▸ **The exercise**: Where the line containing "Output a JSON" appears, begin retyping; continue exactly through the final line of the data. Omit every picture.

[Start of Input records]

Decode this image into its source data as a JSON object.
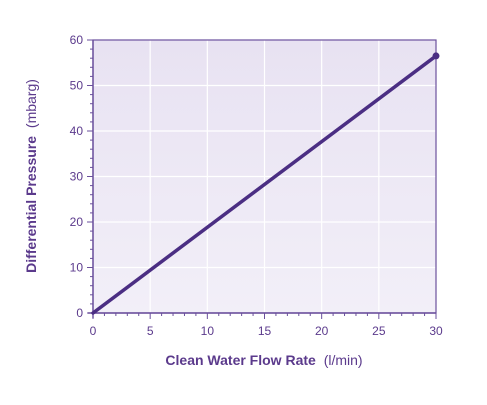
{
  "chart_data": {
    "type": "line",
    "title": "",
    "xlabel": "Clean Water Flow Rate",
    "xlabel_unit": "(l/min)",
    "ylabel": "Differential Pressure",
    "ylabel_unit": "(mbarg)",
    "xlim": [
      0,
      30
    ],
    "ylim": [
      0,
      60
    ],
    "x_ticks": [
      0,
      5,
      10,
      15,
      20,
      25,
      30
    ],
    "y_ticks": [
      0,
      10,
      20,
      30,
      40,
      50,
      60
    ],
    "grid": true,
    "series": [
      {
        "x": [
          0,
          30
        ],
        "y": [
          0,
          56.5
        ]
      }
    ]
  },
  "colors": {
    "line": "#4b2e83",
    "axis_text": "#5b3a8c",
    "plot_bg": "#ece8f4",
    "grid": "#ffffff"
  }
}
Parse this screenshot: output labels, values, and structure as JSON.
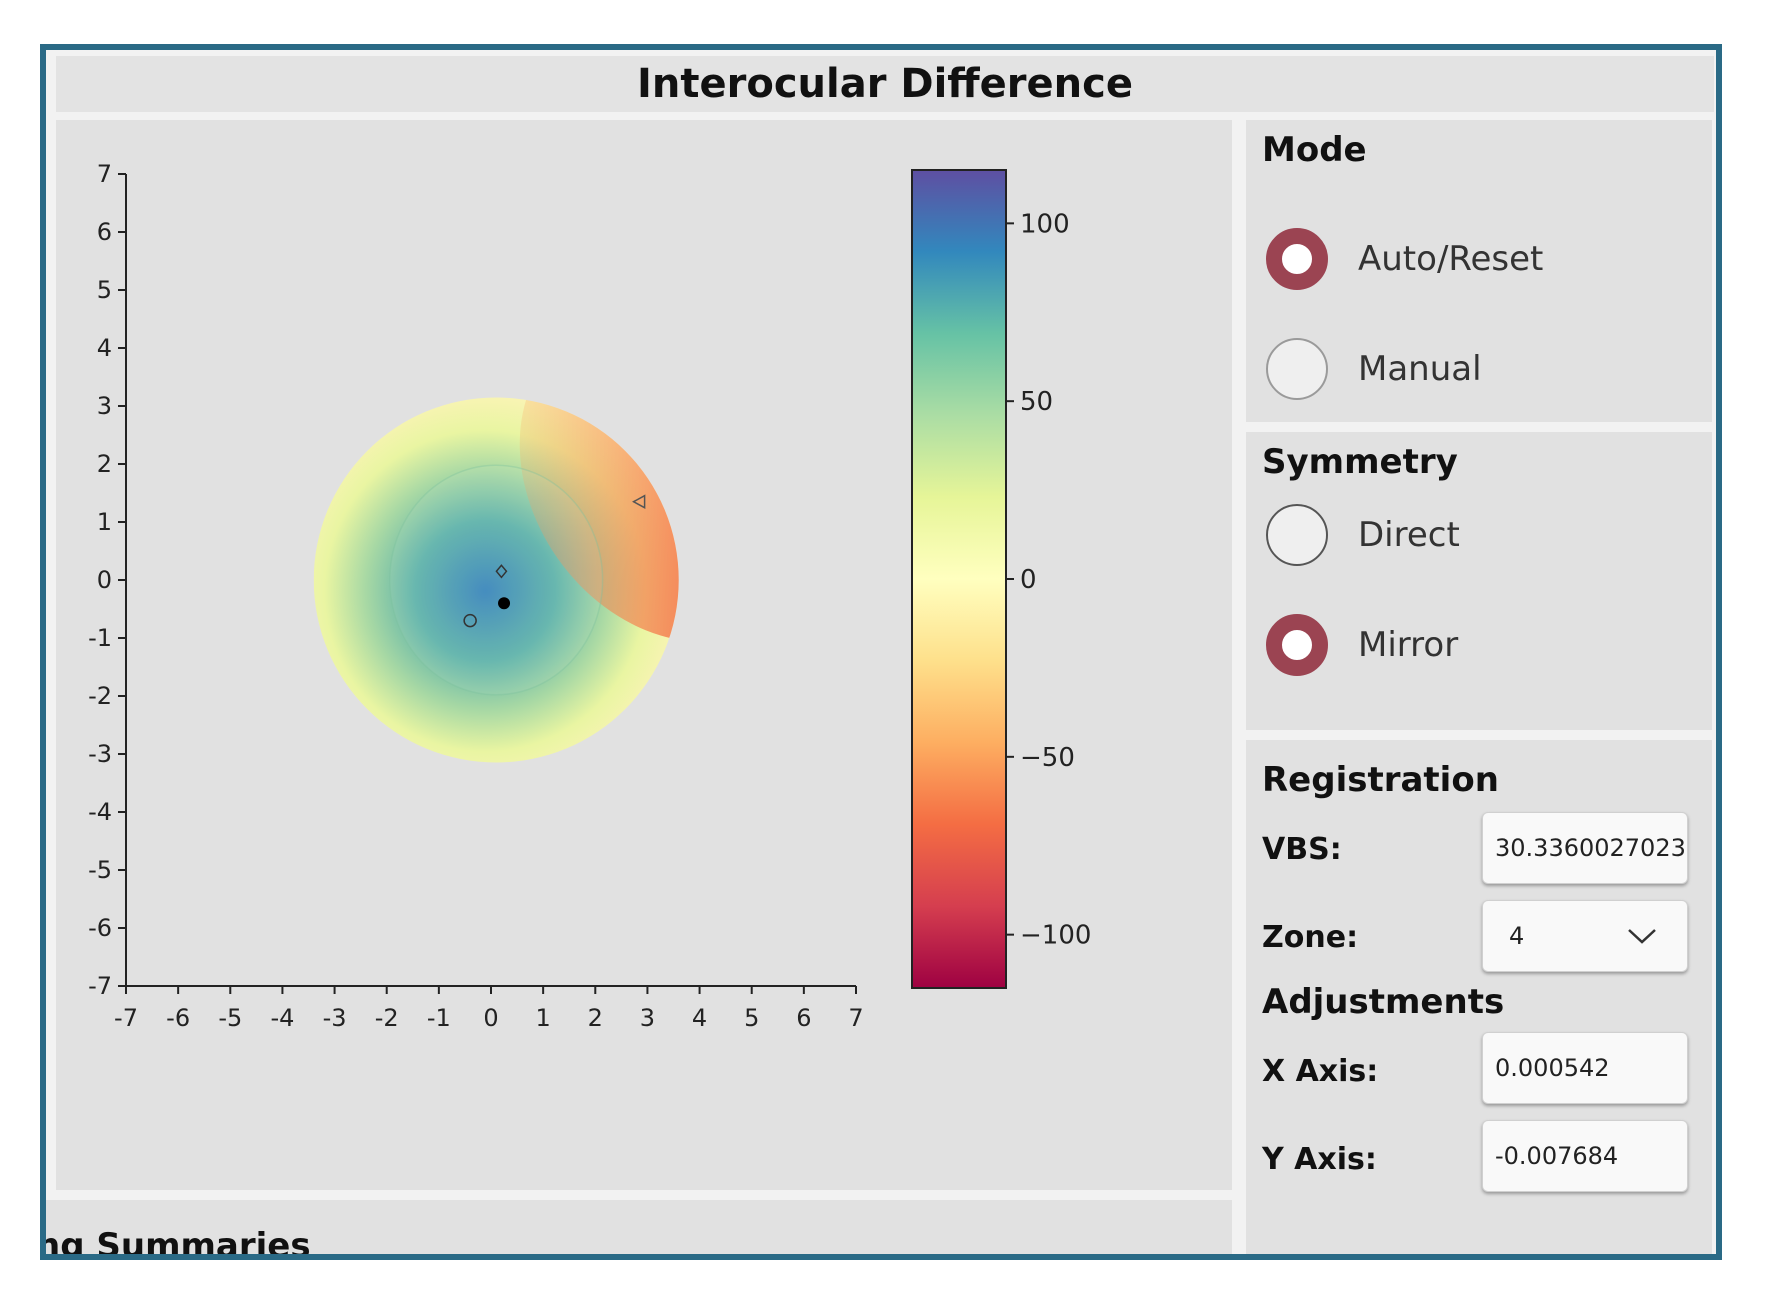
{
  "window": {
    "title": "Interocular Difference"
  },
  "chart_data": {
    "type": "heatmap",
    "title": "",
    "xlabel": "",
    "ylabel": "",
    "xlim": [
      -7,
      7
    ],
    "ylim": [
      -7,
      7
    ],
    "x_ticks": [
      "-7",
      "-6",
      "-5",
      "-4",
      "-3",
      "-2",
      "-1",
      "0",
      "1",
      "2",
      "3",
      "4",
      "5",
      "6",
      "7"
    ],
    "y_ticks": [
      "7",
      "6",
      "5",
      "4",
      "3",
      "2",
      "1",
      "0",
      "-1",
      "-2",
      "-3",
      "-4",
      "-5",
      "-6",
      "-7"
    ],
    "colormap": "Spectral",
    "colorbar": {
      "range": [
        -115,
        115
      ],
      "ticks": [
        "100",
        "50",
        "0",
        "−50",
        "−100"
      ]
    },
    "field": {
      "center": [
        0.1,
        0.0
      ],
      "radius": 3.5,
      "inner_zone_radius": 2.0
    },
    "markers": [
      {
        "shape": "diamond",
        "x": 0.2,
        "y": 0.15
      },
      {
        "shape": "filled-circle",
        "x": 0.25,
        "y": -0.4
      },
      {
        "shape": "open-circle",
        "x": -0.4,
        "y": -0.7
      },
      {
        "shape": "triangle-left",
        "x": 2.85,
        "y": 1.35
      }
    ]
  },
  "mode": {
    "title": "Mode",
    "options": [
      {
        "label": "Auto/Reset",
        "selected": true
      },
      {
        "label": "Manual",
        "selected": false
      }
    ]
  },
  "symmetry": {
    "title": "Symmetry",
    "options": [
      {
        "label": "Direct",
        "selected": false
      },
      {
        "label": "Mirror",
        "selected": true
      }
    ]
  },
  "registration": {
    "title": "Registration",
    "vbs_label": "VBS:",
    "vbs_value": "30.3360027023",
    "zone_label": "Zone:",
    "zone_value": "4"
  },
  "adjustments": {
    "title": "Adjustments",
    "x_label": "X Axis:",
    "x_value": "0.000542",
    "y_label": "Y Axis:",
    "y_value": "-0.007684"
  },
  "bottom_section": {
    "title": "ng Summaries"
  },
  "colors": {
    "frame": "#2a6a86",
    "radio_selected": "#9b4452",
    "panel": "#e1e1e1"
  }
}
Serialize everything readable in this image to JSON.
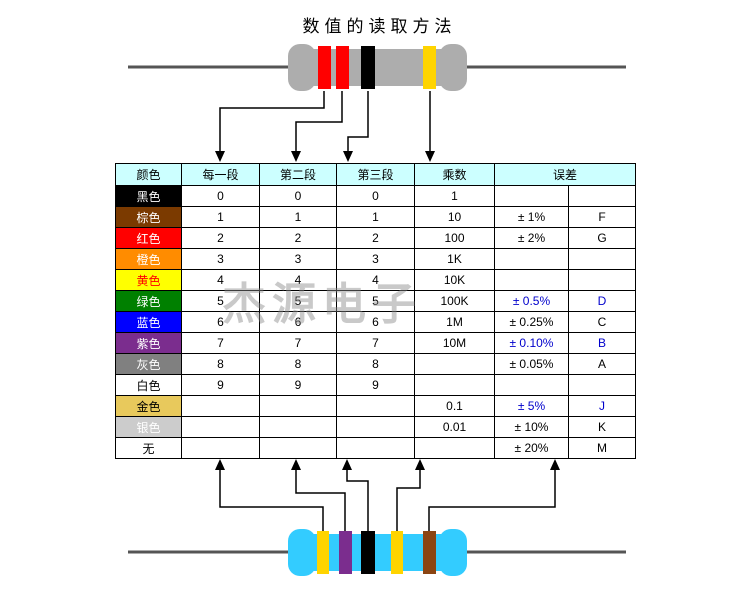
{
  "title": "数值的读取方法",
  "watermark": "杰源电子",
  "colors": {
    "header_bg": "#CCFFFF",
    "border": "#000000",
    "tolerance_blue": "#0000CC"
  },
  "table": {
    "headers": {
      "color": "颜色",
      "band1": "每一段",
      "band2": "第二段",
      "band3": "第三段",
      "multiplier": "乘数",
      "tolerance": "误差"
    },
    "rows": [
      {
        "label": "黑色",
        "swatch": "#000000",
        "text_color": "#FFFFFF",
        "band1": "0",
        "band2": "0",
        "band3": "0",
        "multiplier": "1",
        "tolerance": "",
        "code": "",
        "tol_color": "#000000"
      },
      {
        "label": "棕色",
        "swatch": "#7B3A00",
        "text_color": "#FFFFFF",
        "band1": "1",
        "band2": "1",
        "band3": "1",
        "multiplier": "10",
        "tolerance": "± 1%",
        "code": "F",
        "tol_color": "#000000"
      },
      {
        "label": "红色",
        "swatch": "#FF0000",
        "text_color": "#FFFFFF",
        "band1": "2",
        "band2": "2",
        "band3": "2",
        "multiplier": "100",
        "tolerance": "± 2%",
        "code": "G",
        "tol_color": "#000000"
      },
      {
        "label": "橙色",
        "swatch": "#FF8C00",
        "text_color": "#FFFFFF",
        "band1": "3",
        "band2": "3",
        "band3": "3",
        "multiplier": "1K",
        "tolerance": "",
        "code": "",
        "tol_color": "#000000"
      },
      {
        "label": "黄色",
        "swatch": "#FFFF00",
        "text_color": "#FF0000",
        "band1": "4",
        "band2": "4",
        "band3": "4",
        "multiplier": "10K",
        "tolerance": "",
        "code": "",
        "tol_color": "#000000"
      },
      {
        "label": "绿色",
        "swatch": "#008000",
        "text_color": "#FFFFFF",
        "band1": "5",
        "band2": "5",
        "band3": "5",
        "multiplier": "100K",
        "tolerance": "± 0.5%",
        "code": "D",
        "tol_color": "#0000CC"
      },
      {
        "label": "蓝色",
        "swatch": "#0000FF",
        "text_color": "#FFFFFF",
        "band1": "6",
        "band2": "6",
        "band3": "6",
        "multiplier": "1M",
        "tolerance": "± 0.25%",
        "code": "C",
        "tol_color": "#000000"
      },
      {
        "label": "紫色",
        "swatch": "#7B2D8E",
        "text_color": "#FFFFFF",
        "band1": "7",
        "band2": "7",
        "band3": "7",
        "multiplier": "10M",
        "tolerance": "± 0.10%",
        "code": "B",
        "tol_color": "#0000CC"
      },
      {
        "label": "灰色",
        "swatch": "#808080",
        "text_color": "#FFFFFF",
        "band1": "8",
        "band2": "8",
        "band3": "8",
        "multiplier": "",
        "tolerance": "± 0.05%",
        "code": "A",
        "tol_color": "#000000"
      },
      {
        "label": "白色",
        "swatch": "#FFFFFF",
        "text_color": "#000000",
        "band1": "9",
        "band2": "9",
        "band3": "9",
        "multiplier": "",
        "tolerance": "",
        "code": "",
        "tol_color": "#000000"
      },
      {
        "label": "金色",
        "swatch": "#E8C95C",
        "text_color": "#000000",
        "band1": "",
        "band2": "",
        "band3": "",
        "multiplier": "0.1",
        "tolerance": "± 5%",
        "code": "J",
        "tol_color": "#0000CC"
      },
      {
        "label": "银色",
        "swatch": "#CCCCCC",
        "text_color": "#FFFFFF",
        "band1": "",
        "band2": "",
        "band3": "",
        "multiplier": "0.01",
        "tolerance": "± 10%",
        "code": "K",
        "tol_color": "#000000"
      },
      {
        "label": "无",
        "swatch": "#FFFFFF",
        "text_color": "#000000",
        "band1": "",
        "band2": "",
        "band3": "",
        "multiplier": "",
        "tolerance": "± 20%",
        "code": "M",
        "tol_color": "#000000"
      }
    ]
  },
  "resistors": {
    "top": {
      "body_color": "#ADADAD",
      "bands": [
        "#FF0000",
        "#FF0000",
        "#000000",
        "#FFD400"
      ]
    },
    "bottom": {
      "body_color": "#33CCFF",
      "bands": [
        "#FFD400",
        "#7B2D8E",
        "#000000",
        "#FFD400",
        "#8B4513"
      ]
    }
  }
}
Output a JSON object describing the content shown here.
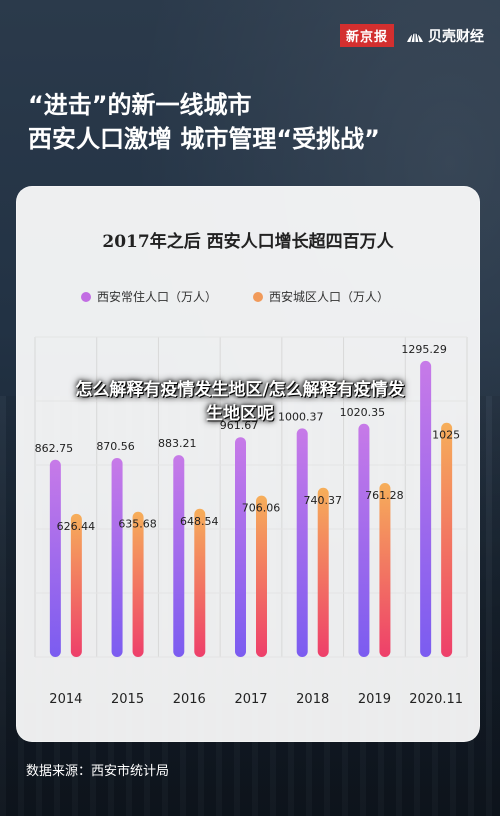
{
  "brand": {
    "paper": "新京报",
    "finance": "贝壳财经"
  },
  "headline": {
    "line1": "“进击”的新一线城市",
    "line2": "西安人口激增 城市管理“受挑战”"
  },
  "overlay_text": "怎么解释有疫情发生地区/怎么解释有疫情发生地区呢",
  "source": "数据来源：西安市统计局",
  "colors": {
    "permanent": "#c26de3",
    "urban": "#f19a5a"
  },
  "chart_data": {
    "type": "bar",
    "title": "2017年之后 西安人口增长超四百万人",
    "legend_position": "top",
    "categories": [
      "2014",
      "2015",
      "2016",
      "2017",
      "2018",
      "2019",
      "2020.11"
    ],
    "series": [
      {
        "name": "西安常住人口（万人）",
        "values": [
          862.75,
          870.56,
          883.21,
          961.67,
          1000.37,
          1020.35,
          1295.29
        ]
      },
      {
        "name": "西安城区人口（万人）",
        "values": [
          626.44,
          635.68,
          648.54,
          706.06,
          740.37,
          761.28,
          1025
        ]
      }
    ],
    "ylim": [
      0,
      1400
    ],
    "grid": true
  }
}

[End of Input records]

▸ **Output**:
Output a JSON object describing the content shown here.
{
  "brand": {
    "paper": "新京报",
    "finance": "贝壳财经"
  },
  "headline": {
    "line1": "“进击”的新一线城市",
    "line2": "西安人口激增 城市管理“受挑战”"
  },
  "overlay_text": "怎么解释有疫情发生地区/怎么解释有疫情发生地区呢",
  "source": "数据来源：西安市统计局",
  "colors": {
    "permanent": "#c26de3",
    "urban": "#f19a5a"
  },
  "chart_data": {
    "type": "bar",
    "title": "2017年之后 西安人口增长超四百万人",
    "legend_position": "top",
    "categories": [
      "2014",
      "2015",
      "2016",
      "2017",
      "2018",
      "2019",
      "2020.11"
    ],
    "series": [
      {
        "name": "西安常住人口（万人）",
        "values": [
          862.75,
          870.56,
          883.21,
          961.67,
          1000.37,
          1020.35,
          1295.29
        ]
      },
      {
        "name": "西安城区人口（万人）",
        "values": [
          626.44,
          635.68,
          648.54,
          706.06,
          740.37,
          761.28,
          1025
        ]
      }
    ],
    "ylim": [
      0,
      1400
    ],
    "grid": true
  }
}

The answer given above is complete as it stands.